** START OF Material provided **

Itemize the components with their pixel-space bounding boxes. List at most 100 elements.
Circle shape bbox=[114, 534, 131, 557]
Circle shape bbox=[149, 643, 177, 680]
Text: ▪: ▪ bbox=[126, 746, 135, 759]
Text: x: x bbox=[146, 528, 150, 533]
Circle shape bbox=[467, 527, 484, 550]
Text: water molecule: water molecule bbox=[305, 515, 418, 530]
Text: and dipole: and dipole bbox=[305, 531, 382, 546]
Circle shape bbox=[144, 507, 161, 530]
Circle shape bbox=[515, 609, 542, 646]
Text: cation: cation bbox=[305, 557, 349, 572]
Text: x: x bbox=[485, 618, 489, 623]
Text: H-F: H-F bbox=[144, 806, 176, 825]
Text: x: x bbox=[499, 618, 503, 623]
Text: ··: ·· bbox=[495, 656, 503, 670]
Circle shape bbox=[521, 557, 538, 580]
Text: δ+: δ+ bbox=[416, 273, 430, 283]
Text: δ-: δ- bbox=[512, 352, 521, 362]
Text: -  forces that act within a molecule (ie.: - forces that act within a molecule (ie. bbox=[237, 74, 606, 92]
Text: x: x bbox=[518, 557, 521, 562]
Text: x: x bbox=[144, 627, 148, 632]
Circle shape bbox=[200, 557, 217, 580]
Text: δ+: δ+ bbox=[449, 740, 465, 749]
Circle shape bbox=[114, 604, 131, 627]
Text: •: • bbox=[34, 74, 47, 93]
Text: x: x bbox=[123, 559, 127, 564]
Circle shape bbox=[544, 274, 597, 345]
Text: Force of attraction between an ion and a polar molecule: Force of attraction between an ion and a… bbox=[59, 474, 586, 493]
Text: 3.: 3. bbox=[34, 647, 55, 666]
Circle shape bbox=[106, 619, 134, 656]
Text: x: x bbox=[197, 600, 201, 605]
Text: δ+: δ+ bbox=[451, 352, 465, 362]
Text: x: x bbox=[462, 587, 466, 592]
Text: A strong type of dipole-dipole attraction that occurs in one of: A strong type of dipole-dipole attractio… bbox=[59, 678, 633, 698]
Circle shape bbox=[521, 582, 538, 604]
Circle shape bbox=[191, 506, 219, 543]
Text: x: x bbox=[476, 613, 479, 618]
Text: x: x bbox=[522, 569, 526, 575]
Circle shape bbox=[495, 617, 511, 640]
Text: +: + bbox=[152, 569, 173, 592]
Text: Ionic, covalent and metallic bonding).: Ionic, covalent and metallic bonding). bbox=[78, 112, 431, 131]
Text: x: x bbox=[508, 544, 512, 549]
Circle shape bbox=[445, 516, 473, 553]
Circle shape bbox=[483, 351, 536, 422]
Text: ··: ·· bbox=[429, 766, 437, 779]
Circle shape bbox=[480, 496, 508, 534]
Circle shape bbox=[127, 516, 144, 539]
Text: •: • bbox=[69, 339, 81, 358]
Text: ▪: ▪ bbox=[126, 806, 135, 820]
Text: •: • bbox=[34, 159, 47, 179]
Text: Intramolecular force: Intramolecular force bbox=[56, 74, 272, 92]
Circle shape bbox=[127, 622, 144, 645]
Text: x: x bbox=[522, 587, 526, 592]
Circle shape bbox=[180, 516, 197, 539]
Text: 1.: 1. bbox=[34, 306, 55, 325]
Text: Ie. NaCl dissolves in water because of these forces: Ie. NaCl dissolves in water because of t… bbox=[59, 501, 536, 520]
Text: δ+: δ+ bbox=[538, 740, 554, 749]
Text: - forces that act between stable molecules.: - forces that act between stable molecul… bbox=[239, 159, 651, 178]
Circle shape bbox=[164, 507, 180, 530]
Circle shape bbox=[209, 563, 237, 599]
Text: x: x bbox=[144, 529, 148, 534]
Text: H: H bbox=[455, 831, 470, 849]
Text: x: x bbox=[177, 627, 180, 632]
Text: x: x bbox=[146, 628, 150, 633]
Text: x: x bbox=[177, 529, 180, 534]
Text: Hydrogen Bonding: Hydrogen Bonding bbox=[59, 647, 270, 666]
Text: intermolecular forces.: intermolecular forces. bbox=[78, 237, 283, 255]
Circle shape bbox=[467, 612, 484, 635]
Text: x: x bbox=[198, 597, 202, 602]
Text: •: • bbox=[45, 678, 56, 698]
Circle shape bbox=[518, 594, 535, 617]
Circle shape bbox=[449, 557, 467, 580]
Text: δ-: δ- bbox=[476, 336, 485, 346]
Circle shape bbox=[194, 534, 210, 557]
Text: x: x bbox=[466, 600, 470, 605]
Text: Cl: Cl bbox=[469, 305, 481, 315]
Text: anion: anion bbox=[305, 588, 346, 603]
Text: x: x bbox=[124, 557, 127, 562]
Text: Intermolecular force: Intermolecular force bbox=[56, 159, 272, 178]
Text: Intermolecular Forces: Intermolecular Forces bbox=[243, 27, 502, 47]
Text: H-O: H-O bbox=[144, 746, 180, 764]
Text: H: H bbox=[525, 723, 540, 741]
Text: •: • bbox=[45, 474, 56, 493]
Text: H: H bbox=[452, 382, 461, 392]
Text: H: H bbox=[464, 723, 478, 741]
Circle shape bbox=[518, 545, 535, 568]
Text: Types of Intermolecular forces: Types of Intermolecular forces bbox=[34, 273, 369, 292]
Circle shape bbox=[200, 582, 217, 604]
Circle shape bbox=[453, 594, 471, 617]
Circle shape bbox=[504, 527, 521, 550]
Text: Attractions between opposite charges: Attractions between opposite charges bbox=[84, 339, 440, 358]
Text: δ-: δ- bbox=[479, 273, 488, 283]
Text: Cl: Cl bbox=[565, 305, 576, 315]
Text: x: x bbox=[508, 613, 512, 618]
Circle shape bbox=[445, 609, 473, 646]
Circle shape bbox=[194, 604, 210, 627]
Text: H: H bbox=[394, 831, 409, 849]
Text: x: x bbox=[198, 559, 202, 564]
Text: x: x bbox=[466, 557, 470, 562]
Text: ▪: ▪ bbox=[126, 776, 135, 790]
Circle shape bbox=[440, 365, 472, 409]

** END OF Material provided **

To be done - Copy out the data above line for line, with no changes to any character.

Complete response -
Itemize the components with their pixel-space bounding boxes. List at most 100 elements.
Circle shape bbox=[114, 534, 131, 557]
Circle shape bbox=[149, 643, 177, 680]
Text: ▪: ▪ bbox=[126, 746, 135, 759]
Text: x: x bbox=[146, 528, 150, 533]
Circle shape bbox=[467, 527, 484, 550]
Text: water molecule: water molecule bbox=[305, 515, 418, 530]
Text: and dipole: and dipole bbox=[305, 531, 382, 546]
Circle shape bbox=[144, 507, 161, 530]
Circle shape bbox=[515, 609, 542, 646]
Text: cation: cation bbox=[305, 557, 349, 572]
Text: x: x bbox=[485, 618, 489, 623]
Text: H-F: H-F bbox=[144, 806, 176, 825]
Text: x: x bbox=[499, 618, 503, 623]
Text: ··: ·· bbox=[495, 656, 503, 670]
Circle shape bbox=[521, 557, 538, 580]
Text: δ+: δ+ bbox=[416, 273, 430, 283]
Text: δ-: δ- bbox=[512, 352, 521, 362]
Text: -  forces that act within a molecule (ie.: - forces that act within a molecule (ie. bbox=[237, 74, 606, 92]
Text: x: x bbox=[518, 557, 521, 562]
Text: x: x bbox=[144, 627, 148, 632]
Circle shape bbox=[200, 557, 217, 580]
Text: δ+: δ+ bbox=[449, 740, 465, 749]
Circle shape bbox=[114, 604, 131, 627]
Text: •: • bbox=[34, 74, 47, 93]
Text: x: x bbox=[123, 559, 127, 564]
Circle shape bbox=[544, 274, 597, 345]
Text: Force of attraction between an ion and a polar molecule: Force of attraction between an ion and a… bbox=[59, 474, 586, 493]
Text: 3.: 3. bbox=[34, 647, 55, 666]
Circle shape bbox=[106, 619, 134, 656]
Text: x: x bbox=[197, 600, 201, 605]
Text: δ+: δ+ bbox=[451, 352, 465, 362]
Text: x: x bbox=[462, 587, 466, 592]
Text: A strong type of dipole-dipole attraction that occurs in one of: A strong type of dipole-dipole attractio… bbox=[59, 678, 633, 698]
Circle shape bbox=[521, 582, 538, 604]
Circle shape bbox=[191, 506, 219, 543]
Text: x: x bbox=[476, 613, 479, 618]
Text: x: x bbox=[522, 569, 526, 575]
Circle shape bbox=[495, 617, 511, 640]
Text: +: + bbox=[152, 569, 173, 592]
Text: Ionic, covalent and metallic bonding).: Ionic, covalent and metallic bonding). bbox=[78, 112, 431, 131]
Text: x: x bbox=[508, 544, 512, 549]
Circle shape bbox=[445, 516, 473, 553]
Circle shape bbox=[483, 351, 536, 422]
Text: ··: ·· bbox=[429, 766, 437, 779]
Circle shape bbox=[480, 496, 508, 534]
Circle shape bbox=[127, 516, 144, 539]
Text: •: • bbox=[69, 339, 81, 358]
Text: ▪: ▪ bbox=[126, 806, 135, 820]
Text: •: • bbox=[34, 159, 47, 179]
Text: Intramolecular force: Intramolecular force bbox=[56, 74, 272, 92]
Circle shape bbox=[127, 622, 144, 645]
Text: x: x bbox=[522, 587, 526, 592]
Circle shape bbox=[180, 516, 197, 539]
Text: 1.: 1. bbox=[34, 306, 55, 325]
Text: Ie. NaCl dissolves in water because of these forces: Ie. NaCl dissolves in water because of t… bbox=[59, 501, 536, 520]
Text: δ+: δ+ bbox=[538, 740, 554, 749]
Text: - forces that act between stable molecules.: - forces that act between stable molecul… bbox=[239, 159, 651, 178]
Circle shape bbox=[164, 507, 180, 530]
Circle shape bbox=[209, 563, 237, 599]
Text: x: x bbox=[144, 529, 148, 534]
Text: H: H bbox=[455, 831, 470, 849]
Text: x: x bbox=[177, 627, 180, 632]
Text: x: x bbox=[146, 628, 150, 633]
Text: x: x bbox=[177, 529, 180, 534]
Text: Hydrogen Bonding: Hydrogen Bonding bbox=[59, 647, 270, 666]
Text: intermolecular forces.: intermolecular forces. bbox=[78, 237, 283, 255]
Circle shape bbox=[467, 612, 484, 635]
Text: x: x bbox=[198, 597, 202, 602]
Text: •: • bbox=[45, 678, 56, 698]
Circle shape bbox=[518, 594, 535, 617]
Circle shape bbox=[449, 557, 467, 580]
Text: δ-: δ- bbox=[476, 336, 485, 346]
Circle shape bbox=[194, 534, 210, 557]
Text: x: x bbox=[466, 600, 470, 605]
Text: Cl: Cl bbox=[469, 305, 481, 315]
Text: anion: anion bbox=[305, 588, 346, 603]
Text: x: x bbox=[124, 557, 127, 562]
Text: Intermolecular force: Intermolecular force bbox=[56, 159, 272, 178]
Text: Intermolecular Forces: Intermolecular Forces bbox=[243, 27, 502, 47]
Text: H-O: H-O bbox=[144, 746, 180, 764]
Text: H: H bbox=[525, 723, 540, 741]
Text: •: • bbox=[45, 474, 56, 493]
Text: H: H bbox=[452, 382, 461, 392]
Text: H: H bbox=[464, 723, 478, 741]
Circle shape bbox=[518, 545, 535, 568]
Text: Types of Intermolecular forces: Types of Intermolecular forces bbox=[34, 273, 369, 292]
Circle shape bbox=[200, 582, 217, 604]
Circle shape bbox=[453, 594, 471, 617]
Circle shape bbox=[504, 527, 521, 550]
Text: Attractions between opposite charges: Attractions between opposite charges bbox=[84, 339, 440, 358]
Text: δ-: δ- bbox=[479, 273, 488, 283]
Text: Cl: Cl bbox=[565, 305, 576, 315]
Text: x: x bbox=[508, 613, 512, 618]
Circle shape bbox=[445, 609, 473, 646]
Circle shape bbox=[194, 604, 210, 627]
Text: H: H bbox=[394, 831, 409, 849]
Text: x: x bbox=[198, 559, 202, 564]
Text: x: x bbox=[466, 557, 470, 562]
Text: ▪: ▪ bbox=[126, 776, 135, 790]
Circle shape bbox=[440, 365, 472, 409]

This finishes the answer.